STATED TASK: Repeat the material below word for word and leave out all pictures.
◆ ◆ ◆
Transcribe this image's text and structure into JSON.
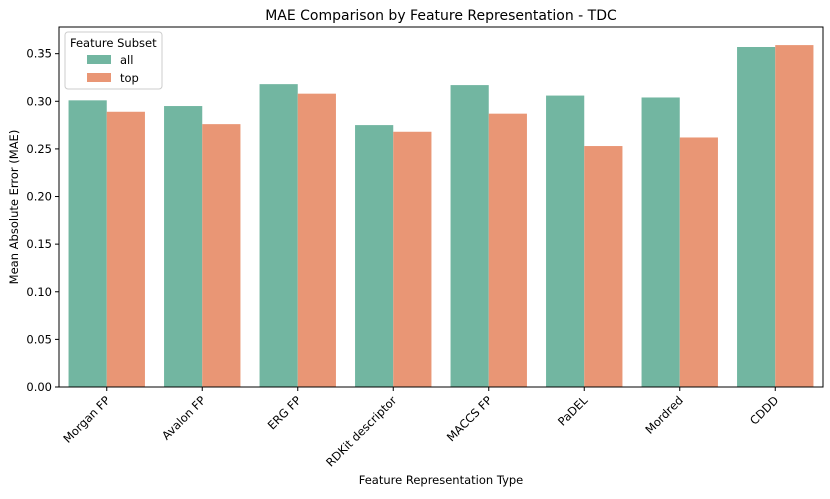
{
  "chart_data": {
    "type": "bar",
    "title": "MAE Comparison by Feature Representation - TDC",
    "xlabel": "Feature Representation Type",
    "ylabel": "Mean Absolute Error (MAE)",
    "ylim": [
      0,
      0.378
    ],
    "yticks": [
      "0.00",
      "0.05",
      "0.10",
      "0.15",
      "0.20",
      "0.25",
      "0.30",
      "0.35"
    ],
    "categories": [
      "Morgan FP",
      "Avalon FP",
      "ERG FP",
      "RDKit descriptor",
      "MACCS FP",
      "PaDEL",
      "Mordred",
      "CDDD"
    ],
    "series": [
      {
        "name": "all",
        "color": "#72b6a1",
        "values": [
          0.301,
          0.295,
          0.318,
          0.275,
          0.317,
          0.306,
          0.304,
          0.357
        ]
      },
      {
        "name": "top",
        "color": "#e99675",
        "values": [
          0.289,
          0.276,
          0.308,
          0.268,
          0.287,
          0.253,
          0.262,
          0.359
        ]
      }
    ],
    "legend": {
      "title": "Feature Subset",
      "placement": "top-left"
    },
    "grid": false
  }
}
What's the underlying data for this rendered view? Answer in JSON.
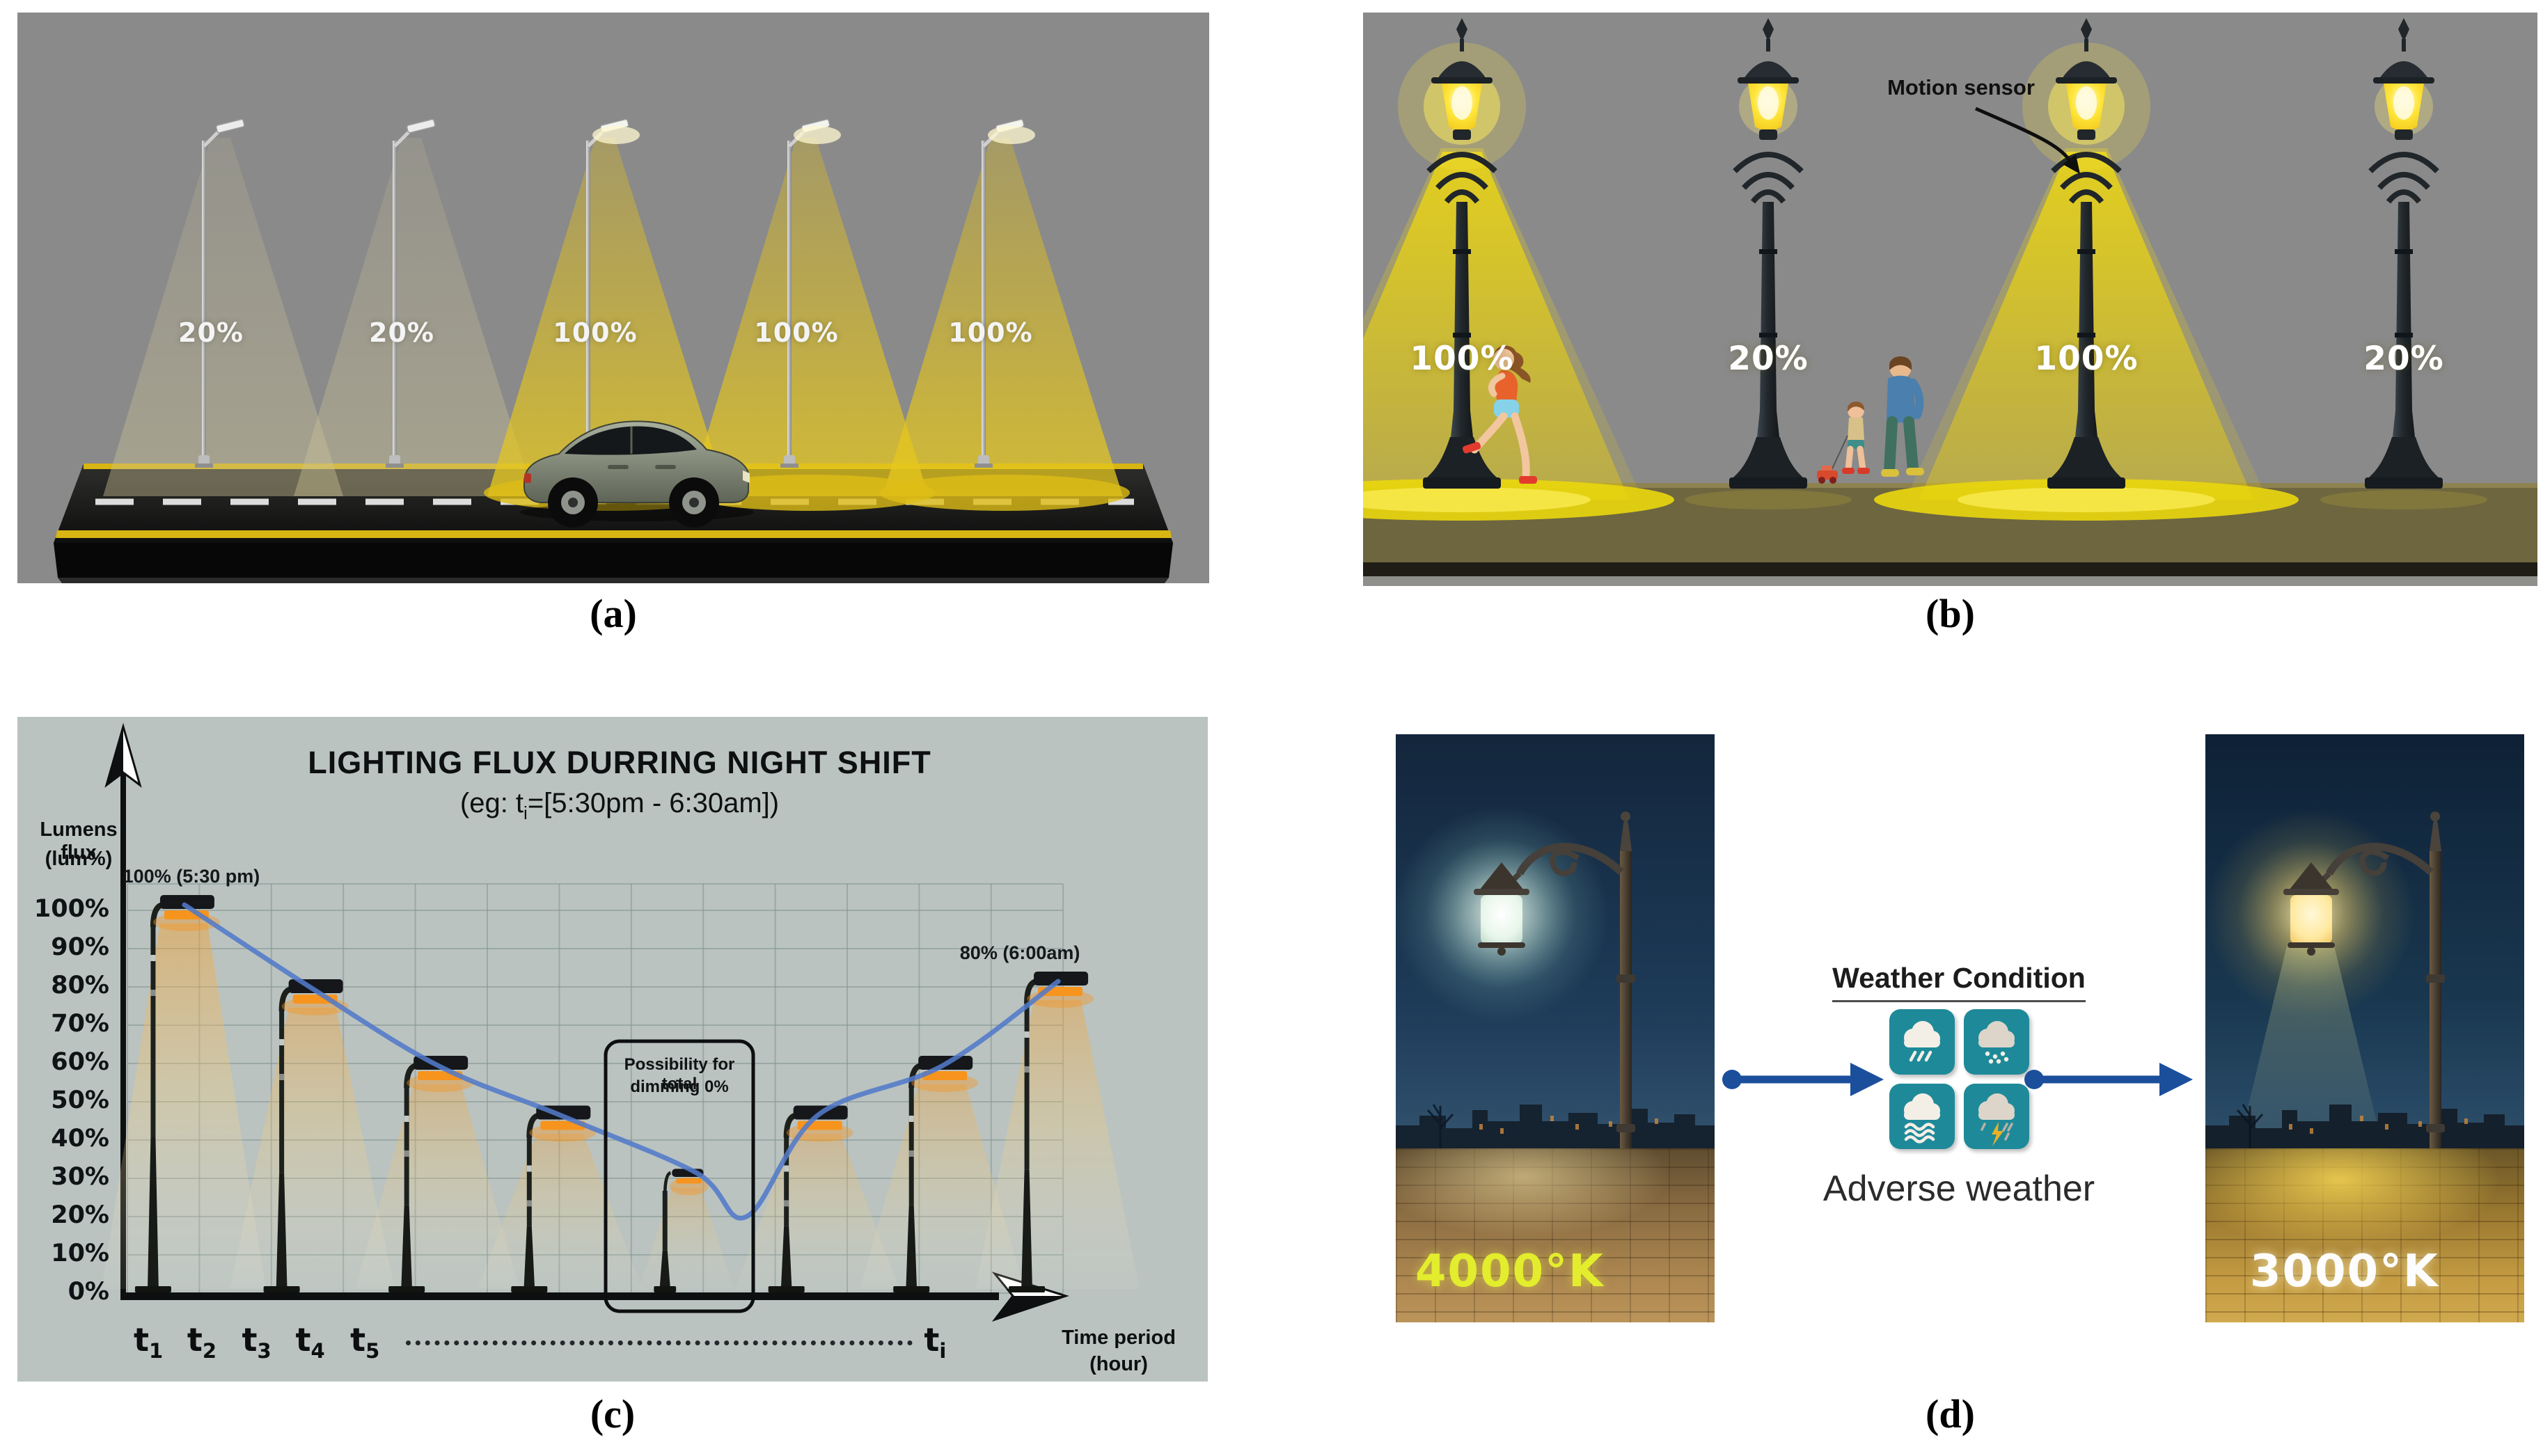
{
  "figure_captions": {
    "a": "(a)",
    "b": "(b)",
    "c": "(c)",
    "d": "(d)"
  },
  "colors": {
    "panel_ab_background": "#8a8a8a",
    "panel_c_background": "#bac3c0",
    "beam_yellow": "#e8d20a",
    "lamp_head_orange": "#f7941d",
    "curve_blue": "#527ac8",
    "weather_tile_teal": "#1e8a99",
    "flow_arrow_blue": "#1b4f9c",
    "label_4000k": "#e3ed2d",
    "label_3000k": "#ffffff"
  },
  "panel_a": {
    "lamp_labels": [
      "20%",
      "20%",
      "100%",
      "100%",
      "100%"
    ]
  },
  "panel_b": {
    "motion_sensor_label": "Motion sensor",
    "lamp_labels": [
      "100%",
      "20%",
      "100%",
      "20%"
    ]
  },
  "panel_c": {
    "chart_data": {
      "type": "line",
      "title": "LIGHTING FLUX DURRING NIGHT SHIFT",
      "subtitle_prefix": "(eg: t",
      "subtitle_sub": "i",
      "subtitle_suffix": "=[5:30pm - 6:30am])",
      "ylabel_line1": "Lumens flux",
      "ylabel_line2": "(lum%)",
      "xlabel_line1": "Time period",
      "xlabel_line2": "(hour)",
      "ylim": [
        0,
        100
      ],
      "yticks": [
        "100%",
        "90%",
        "80%",
        "70%",
        "60%",
        "50%",
        "40%",
        "30%",
        "20%",
        "10%",
        "0%"
      ],
      "xticks": [
        {
          "base": "t",
          "sub": "1",
          "x_pct": 11.4
        },
        {
          "base": "t",
          "sub": "2",
          "x_pct": 15.9
        },
        {
          "base": "t",
          "sub": "3",
          "x_pct": 20.5
        },
        {
          "base": "t",
          "sub": "4",
          "x_pct": 25.0
        },
        {
          "base": "t",
          "sub": "5",
          "x_pct": 29.6
        },
        {
          "base": "t",
          "sub": "i",
          "x_pct": 77.8
        }
      ],
      "grid": true,
      "legend": false,
      "curve_color": "#527ac8",
      "lamps": [
        {
          "x_pct": 11.4,
          "flux": 100
        },
        {
          "x_pct": 22.2,
          "flux": 78
        },
        {
          "x_pct": 32.7,
          "flux": 58
        },
        {
          "x_pct": 43.0,
          "flux": 45
        },
        {
          "x_pct": 54.4,
          "flux": 30,
          "small": true
        },
        {
          "x_pct": 64.6,
          "flux": 45
        },
        {
          "x_pct": 75.1,
          "flux": 58
        },
        {
          "x_pct": 84.8,
          "flux": 80
        }
      ],
      "curve_min_flux": 20,
      "annotations": [
        {
          "text": "100% (5:30 pm)",
          "lamp": 0,
          "dx": 10
        },
        {
          "text": "80% (6:00am)",
          "lamp": 7,
          "dx": -55
        }
      ],
      "dimming_box_line1": "Possibility for total",
      "dimming_box_line2": "dimming 0%"
    }
  },
  "panel_d": {
    "weather_heading": "Weather Condition",
    "adverse_label": "Adverse weather",
    "left_photo_label": "4000°K",
    "right_photo_label": "3000°K",
    "weather_icons": [
      "rain-cloud-icon",
      "snow-cloud-icon",
      "fog-cloud-icon",
      "thunderstorm-cloud-icon"
    ]
  }
}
◆ ◆ ◆
EXERCISE RESPONSE:
Transcribe this image's text and structure into JSON.
{
  "chart_data": {
    "type": "bar",
    "title": "MAE Comparison by Feature Representation - TDC",
    "xlabel": "Feature Representation Type",
    "ylabel": "Mean Absolute Error (MAE)",
    "ylim": [
      0,
      0.378
    ],
    "yticks": [
      "0.00",
      "0.05",
      "0.10",
      "0.15",
      "0.20",
      "0.25",
      "0.30",
      "0.35"
    ],
    "categories": [
      "Morgan FP",
      "Avalon FP",
      "ERG FP",
      "RDKit descriptor",
      "MACCS FP",
      "PaDEL",
      "Mordred",
      "CDDD"
    ],
    "series": [
      {
        "name": "all",
        "color": "#72b6a1",
        "values": [
          0.301,
          0.295,
          0.318,
          0.275,
          0.317,
          0.306,
          0.304,
          0.357
        ]
      },
      {
        "name": "top",
        "color": "#e99675",
        "values": [
          0.289,
          0.276,
          0.308,
          0.268,
          0.287,
          0.253,
          0.262,
          0.359
        ]
      }
    ],
    "legend": {
      "title": "Feature Subset",
      "placement": "top-left"
    },
    "grid": false
  }
}
What's the underlying data for this rendered view? Answer in JSON.
{
  "figure_captions": {
    "a": "(a)",
    "b": "(b)",
    "c": "(c)",
    "d": "(d)"
  },
  "colors": {
    "panel_ab_background": "#8a8a8a",
    "panel_c_background": "#bac3c0",
    "beam_yellow": "#e8d20a",
    "lamp_head_orange": "#f7941d",
    "curve_blue": "#527ac8",
    "weather_tile_teal": "#1e8a99",
    "flow_arrow_blue": "#1b4f9c",
    "label_4000k": "#e3ed2d",
    "label_3000k": "#ffffff"
  },
  "panel_a": {
    "lamp_labels": [
      "20%",
      "20%",
      "100%",
      "100%",
      "100%"
    ]
  },
  "panel_b": {
    "motion_sensor_label": "Motion sensor",
    "lamp_labels": [
      "100%",
      "20%",
      "100%",
      "20%"
    ]
  },
  "panel_c": {
    "chart_data": {
      "type": "line",
      "title": "LIGHTING FLUX DURRING NIGHT SHIFT",
      "subtitle_prefix": "(eg: t",
      "subtitle_sub": "i",
      "subtitle_suffix": "=[5:30pm - 6:30am])",
      "ylabel_line1": "Lumens flux",
      "ylabel_line2": "(lum%)",
      "xlabel_line1": "Time period",
      "xlabel_line2": "(hour)",
      "ylim": [
        0,
        100
      ],
      "yticks": [
        "100%",
        "90%",
        "80%",
        "70%",
        "60%",
        "50%",
        "40%",
        "30%",
        "20%",
        "10%",
        "0%"
      ],
      "xticks": [
        {
          "base": "t",
          "sub": "1",
          "x_pct": 11.4
        },
        {
          "base": "t",
          "sub": "2",
          "x_pct": 15.9
        },
        {
          "base": "t",
          "sub": "3",
          "x_pct": 20.5
        },
        {
          "base": "t",
          "sub": "4",
          "x_pct": 25.0
        },
        {
          "base": "t",
          "sub": "5",
          "x_pct": 29.6
        },
        {
          "base": "t",
          "sub": "i",
          "x_pct": 77.8
        }
      ],
      "grid": true,
      "legend": false,
      "curve_color": "#527ac8",
      "lamps": [
        {
          "x_pct": 11.4,
          "flux": 100
        },
        {
          "x_pct": 22.2,
          "flux": 78
        },
        {
          "x_pct": 32.7,
          "flux": 58
        },
        {
          "x_pct": 43.0,
          "flux": 45
        },
        {
          "x_pct": 54.4,
          "flux": 30,
          "small": true
        },
        {
          "x_pct": 64.6,
          "flux": 45
        },
        {
          "x_pct": 75.1,
          "flux": 58
        },
        {
          "x_pct": 84.8,
          "flux": 80
        }
      ],
      "curve_min_flux": 20,
      "annotations": [
        {
          "text": "100% (5:30 pm)",
          "lamp": 0,
          "dx": 10
        },
        {
          "text": "80% (6:00am)",
          "lamp": 7,
          "dx": -55
        }
      ],
      "dimming_box_line1": "Possibility for total",
      "dimming_box_line2": "dimming 0%"
    }
  },
  "panel_d": {
    "weather_heading": "Weather Condition",
    "adverse_label": "Adverse weather",
    "left_photo_label": "4000°K",
    "right_photo_label": "3000°K",
    "weather_icons": [
      "rain-cloud-icon",
      "snow-cloud-icon",
      "fog-cloud-icon",
      "thunderstorm-cloud-icon"
    ]
  }
}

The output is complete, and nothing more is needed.